:: Information provided ::
#####

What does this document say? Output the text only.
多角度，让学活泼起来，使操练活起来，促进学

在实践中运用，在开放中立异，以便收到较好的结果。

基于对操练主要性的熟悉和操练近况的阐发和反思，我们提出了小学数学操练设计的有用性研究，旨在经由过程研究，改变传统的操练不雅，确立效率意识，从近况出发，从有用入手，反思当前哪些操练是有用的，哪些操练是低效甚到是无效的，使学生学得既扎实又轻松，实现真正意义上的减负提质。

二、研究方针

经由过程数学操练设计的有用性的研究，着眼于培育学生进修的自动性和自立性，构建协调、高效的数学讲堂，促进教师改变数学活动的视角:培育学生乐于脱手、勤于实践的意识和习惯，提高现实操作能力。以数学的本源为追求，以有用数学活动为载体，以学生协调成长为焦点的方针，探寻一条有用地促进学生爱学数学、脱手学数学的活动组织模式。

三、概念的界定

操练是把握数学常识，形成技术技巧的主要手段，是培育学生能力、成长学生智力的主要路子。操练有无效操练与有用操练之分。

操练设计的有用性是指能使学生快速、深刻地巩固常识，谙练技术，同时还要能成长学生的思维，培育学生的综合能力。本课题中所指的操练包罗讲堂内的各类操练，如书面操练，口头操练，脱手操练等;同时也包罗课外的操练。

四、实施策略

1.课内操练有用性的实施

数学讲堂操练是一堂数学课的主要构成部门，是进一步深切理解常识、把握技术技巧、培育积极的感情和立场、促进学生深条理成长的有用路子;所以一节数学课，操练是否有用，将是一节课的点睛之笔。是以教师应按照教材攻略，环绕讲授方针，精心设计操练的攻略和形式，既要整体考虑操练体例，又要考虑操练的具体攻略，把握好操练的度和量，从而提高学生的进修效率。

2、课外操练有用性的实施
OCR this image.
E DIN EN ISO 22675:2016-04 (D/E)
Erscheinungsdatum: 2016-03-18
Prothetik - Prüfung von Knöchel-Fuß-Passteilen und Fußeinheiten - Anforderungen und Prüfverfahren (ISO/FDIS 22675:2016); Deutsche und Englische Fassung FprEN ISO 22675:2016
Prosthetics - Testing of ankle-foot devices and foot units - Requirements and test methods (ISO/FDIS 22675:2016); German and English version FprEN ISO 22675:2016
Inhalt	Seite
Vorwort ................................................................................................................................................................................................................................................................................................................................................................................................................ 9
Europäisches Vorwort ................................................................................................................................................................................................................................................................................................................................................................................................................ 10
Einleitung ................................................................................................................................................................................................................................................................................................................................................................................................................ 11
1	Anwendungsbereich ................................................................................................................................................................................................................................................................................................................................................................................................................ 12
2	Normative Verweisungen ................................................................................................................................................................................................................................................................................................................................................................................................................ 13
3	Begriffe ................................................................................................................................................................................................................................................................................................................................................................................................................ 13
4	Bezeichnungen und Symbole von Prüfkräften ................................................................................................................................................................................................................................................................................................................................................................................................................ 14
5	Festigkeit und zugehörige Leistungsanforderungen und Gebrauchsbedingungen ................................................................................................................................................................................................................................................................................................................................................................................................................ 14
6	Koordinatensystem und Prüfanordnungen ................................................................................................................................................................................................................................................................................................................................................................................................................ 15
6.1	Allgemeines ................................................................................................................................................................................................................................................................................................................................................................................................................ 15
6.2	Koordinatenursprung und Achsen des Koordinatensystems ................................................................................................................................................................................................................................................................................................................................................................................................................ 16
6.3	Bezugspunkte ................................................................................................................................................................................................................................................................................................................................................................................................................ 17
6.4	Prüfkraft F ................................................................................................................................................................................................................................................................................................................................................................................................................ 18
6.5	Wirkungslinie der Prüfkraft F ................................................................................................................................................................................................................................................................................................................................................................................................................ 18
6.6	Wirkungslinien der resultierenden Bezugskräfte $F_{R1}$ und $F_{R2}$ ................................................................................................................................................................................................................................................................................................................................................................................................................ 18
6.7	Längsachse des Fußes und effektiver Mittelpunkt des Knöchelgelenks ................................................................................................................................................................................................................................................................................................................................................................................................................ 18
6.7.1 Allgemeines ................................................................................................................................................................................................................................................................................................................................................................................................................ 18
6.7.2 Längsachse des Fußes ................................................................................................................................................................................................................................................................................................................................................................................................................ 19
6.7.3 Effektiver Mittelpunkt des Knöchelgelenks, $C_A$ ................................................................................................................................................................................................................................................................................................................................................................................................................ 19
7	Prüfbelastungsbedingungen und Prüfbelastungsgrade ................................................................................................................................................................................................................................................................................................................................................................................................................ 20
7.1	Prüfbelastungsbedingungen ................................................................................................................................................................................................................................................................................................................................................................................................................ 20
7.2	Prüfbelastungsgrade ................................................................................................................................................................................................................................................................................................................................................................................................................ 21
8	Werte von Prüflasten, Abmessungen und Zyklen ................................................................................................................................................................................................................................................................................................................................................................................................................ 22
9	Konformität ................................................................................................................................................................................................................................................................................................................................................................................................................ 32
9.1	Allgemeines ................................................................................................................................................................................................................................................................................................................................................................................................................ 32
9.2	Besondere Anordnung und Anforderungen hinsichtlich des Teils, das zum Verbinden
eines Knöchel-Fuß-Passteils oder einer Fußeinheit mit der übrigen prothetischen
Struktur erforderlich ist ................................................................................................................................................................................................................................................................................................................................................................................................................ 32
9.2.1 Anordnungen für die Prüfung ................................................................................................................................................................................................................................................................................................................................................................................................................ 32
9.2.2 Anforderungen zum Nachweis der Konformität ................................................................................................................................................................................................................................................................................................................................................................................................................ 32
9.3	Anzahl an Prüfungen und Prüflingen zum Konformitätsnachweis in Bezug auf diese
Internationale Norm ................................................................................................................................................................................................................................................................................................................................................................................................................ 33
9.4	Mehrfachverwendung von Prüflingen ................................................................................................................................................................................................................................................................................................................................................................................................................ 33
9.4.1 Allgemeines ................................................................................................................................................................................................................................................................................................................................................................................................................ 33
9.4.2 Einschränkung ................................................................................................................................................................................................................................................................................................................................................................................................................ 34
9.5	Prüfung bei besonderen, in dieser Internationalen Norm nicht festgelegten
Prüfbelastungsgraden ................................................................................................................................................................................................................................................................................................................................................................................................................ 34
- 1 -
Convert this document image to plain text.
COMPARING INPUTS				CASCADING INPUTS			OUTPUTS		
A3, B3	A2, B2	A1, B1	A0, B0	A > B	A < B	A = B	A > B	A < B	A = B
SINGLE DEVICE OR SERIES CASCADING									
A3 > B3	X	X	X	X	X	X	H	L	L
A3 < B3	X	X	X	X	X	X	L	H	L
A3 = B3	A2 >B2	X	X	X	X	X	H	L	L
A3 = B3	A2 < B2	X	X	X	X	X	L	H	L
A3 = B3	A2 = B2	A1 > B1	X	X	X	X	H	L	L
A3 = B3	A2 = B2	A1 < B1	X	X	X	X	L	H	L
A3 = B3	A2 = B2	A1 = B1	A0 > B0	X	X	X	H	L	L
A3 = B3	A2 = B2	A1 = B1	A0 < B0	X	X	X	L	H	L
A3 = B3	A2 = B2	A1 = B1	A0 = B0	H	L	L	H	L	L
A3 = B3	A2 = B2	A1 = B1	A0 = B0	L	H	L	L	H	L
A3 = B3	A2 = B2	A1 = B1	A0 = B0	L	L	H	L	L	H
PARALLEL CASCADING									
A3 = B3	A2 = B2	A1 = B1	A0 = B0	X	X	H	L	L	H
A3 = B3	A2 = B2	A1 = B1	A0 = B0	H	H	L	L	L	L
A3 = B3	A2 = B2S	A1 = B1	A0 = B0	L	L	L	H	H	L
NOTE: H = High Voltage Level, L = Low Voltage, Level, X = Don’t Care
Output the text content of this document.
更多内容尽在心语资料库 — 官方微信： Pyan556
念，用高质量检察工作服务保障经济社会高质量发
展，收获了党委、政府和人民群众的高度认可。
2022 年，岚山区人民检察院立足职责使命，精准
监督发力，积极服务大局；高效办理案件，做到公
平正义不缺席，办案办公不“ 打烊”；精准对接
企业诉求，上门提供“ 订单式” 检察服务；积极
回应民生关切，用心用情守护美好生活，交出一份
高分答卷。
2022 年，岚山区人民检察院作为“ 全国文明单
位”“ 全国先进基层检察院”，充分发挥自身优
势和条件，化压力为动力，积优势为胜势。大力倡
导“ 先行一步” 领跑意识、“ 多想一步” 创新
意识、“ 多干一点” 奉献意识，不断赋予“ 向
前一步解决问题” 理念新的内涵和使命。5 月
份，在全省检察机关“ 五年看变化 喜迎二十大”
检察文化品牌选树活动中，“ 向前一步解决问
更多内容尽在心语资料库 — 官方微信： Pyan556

#####

:: Problem requirements ::
Pull out each line of the entries that contains "this".

:: Exercise output ::
What does this document say? Output the text only.
OCR this image.
Convert this document image to plain text.
Output the text content of this document.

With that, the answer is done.